§ What you need to do
Omitting all pictures, copy word for word the lines from the line containing "Read all visible content and emit it as JSON." through the final line of the entries.
_____
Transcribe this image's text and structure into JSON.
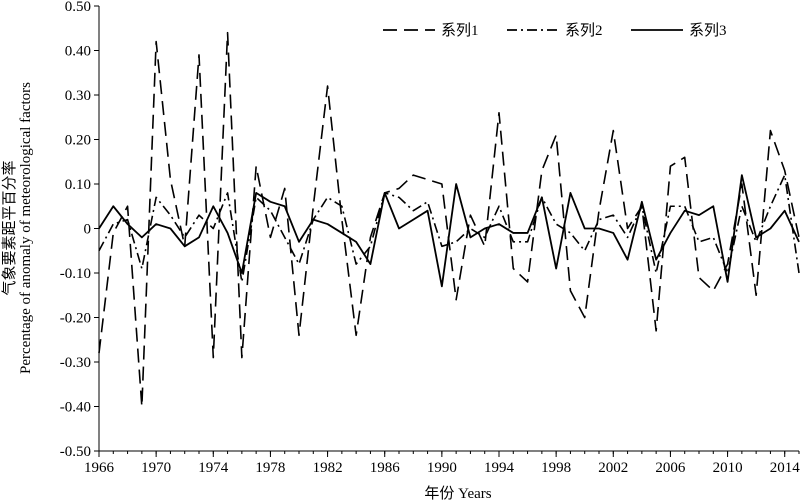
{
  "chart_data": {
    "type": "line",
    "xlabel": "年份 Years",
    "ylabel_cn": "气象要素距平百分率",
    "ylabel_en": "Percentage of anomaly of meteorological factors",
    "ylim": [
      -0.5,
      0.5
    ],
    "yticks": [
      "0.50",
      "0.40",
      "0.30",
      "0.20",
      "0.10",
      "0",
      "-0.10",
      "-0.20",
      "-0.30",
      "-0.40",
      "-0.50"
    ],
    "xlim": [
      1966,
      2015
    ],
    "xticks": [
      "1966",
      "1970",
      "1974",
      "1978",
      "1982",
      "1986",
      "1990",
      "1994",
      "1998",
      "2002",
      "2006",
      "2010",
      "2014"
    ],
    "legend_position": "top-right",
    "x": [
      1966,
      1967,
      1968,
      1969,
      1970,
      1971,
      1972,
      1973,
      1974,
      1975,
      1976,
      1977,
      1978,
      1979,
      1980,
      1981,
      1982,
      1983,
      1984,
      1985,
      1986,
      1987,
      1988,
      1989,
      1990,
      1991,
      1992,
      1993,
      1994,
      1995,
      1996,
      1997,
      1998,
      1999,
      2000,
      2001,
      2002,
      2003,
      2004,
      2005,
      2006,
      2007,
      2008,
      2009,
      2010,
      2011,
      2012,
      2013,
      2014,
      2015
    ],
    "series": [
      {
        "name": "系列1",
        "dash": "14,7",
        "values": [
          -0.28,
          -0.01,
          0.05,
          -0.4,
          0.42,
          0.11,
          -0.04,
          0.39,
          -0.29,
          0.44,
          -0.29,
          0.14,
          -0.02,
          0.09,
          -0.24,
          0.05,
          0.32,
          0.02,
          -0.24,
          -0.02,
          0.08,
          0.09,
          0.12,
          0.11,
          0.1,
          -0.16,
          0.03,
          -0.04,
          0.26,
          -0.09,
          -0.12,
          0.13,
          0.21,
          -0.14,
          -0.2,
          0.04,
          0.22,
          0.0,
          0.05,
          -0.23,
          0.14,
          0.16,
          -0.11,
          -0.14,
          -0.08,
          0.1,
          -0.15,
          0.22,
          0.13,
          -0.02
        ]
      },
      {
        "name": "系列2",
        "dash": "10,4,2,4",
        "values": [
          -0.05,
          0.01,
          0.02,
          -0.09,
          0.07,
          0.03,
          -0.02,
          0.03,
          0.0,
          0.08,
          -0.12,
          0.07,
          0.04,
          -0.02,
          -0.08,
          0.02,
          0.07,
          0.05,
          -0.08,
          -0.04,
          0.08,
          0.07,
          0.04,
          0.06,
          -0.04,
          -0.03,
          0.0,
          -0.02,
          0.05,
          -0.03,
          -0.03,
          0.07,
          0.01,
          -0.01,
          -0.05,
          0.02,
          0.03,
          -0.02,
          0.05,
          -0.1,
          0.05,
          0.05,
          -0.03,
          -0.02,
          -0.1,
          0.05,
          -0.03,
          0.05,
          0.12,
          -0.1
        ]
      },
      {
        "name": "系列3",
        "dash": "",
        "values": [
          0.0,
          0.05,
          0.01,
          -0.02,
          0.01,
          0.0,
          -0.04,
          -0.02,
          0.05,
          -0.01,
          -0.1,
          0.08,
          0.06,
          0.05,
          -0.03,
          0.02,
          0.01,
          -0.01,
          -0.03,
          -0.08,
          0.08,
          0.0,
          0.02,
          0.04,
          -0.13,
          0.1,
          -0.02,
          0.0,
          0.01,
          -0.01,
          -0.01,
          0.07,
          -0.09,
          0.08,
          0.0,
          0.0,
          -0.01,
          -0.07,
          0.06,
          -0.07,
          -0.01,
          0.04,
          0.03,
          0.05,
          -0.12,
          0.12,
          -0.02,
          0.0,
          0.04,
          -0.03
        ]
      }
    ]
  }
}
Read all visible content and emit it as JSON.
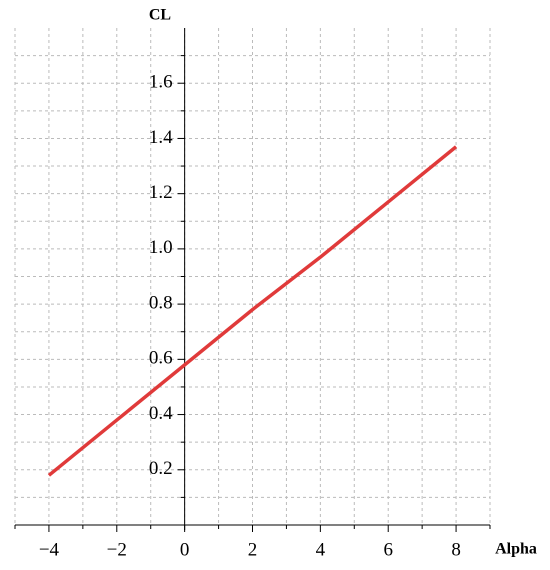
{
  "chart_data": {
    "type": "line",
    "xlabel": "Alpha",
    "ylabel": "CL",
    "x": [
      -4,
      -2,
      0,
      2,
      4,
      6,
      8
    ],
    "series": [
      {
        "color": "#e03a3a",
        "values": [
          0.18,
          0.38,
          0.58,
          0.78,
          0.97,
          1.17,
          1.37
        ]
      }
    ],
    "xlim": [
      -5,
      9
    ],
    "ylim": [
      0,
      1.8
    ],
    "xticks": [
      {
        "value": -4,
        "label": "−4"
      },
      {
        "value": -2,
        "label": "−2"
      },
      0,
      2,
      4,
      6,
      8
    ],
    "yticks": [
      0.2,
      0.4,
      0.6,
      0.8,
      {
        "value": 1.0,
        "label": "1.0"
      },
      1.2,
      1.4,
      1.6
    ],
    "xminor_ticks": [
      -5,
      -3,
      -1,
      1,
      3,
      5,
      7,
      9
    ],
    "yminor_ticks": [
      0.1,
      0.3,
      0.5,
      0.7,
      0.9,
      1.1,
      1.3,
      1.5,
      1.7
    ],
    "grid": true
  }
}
_____
§ Finished answer
Read all visible content and emit it as JSON.
{
  "chart_data": {
    "type": "line",
    "xlabel": "Alpha",
    "ylabel": "CL",
    "x": [
      -4,
      -2,
      0,
      2,
      4,
      6,
      8
    ],
    "series": [
      {
        "color": "#e03a3a",
        "values": [
          0.18,
          0.38,
          0.58,
          0.78,
          0.97,
          1.17,
          1.37
        ]
      }
    ],
    "xlim": [
      -5,
      9
    ],
    "ylim": [
      0,
      1.8
    ],
    "xticks": [
      {
        "value": -4,
        "label": "−4"
      },
      {
        "value": -2,
        "label": "−2"
      },
      0,
      2,
      4,
      6,
      8
    ],
    "yticks": [
      0.2,
      0.4,
      0.6,
      0.8,
      {
        "value": 1.0,
        "label": "1.0"
      },
      1.2,
      1.4,
      1.6
    ],
    "xminor_ticks": [
      -5,
      -3,
      -1,
      1,
      3,
      5,
      7,
      9
    ],
    "yminor_ticks": [
      0.1,
      0.3,
      0.5,
      0.7,
      0.9,
      1.1,
      1.3,
      1.5,
      1.7
    ],
    "grid": true
  }
}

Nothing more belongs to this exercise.